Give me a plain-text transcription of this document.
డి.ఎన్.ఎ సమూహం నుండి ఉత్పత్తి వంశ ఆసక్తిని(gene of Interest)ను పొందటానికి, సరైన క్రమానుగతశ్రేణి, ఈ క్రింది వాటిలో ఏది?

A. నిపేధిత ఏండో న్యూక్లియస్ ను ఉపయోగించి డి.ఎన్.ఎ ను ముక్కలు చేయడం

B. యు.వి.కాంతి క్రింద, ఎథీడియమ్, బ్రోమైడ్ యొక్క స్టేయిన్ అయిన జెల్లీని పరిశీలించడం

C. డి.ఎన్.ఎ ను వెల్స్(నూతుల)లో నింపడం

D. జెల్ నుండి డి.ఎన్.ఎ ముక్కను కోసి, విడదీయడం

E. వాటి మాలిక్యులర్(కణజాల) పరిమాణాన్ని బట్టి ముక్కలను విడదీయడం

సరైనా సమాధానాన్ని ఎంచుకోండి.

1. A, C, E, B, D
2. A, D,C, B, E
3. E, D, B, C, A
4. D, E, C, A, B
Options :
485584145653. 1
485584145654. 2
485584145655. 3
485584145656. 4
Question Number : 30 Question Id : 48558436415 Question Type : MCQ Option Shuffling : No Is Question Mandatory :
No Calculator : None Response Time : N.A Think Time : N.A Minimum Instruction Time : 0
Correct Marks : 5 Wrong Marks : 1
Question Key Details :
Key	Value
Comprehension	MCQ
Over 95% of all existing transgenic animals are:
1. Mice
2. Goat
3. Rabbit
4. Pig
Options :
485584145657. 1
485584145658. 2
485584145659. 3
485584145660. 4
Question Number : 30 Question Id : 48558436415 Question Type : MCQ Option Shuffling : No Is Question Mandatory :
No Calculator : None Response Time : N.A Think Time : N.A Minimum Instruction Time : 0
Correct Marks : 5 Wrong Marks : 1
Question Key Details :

● ● ● ● ●

Retype the whole listing, matching it exactly.

Final result:
Give me a plain-text transcription of this document.
డి.ఎన్.ఎ సమూహం నుండి ఉత్పత్తి వంశ ఆసక్తిని(gene of Interest)ను పొందటానికి, సరైన క్రమానుగతశ్రేణి, ఈ క్రింది వాటిలో ఏది?

A. నిపేధిత ఏండో న్యూక్లియస్ ను ఉపయోగించి డి.ఎన్.ఎ ను ముక్కలు చేయడం

B. యు.వి.కాంతి క్రింద, ఎథీడియమ్, బ్రోమైడ్ యొక్క స్టేయిన్ అయిన జెల్లీని పరిశీలించడం

C. డి.ఎన్.ఎ ను వెల్స్(నూతుల)లో నింపడం

D. జెల్ నుండి డి.ఎన్.ఎ ముక్కను కోసి, విడదీయడం

E. వాటి మాలిక్యులర్(కణజాల) పరిమాణాన్ని బట్టి ముక్కలను విడదీయడం

సరైనా సమాధానాన్ని ఎంచుకోండి.

1. A, C, E, B, D
2. A, D,C, B, E
3. E, D, B, C, A
4. D, E, C, A, B
Options :
485584145653. 1
485584145654. 2
485584145655. 3
485584145656. 4
Question Number : 30 Question Id : 48558436415 Question Type : MCQ Option Shuffling : No Is Question Mandatory :
No Calculator : None Response Time : N.A Think Time : N.A Minimum Instruction Time : 0
Correct Marks : 5 Wrong Marks : 1
Question Key Details :
Key	Value
Comprehension	MCQ
Over 95% of all existing transgenic animals are:
1. Mice
2. Goat
3. Rabbit
4. Pig
Options :
485584145657. 1
485584145658. 2
485584145659. 3
485584145660. 4
Question Number : 30 Question Id : 48558436415 Question Type : MCQ Option Shuffling : No Is Question Mandatory :
No Calculator : None Response Time : N.A Think Time : N.A Minimum Instruction Time : 0
Correct Marks : 5 Wrong Marks : 1
Question Key Details :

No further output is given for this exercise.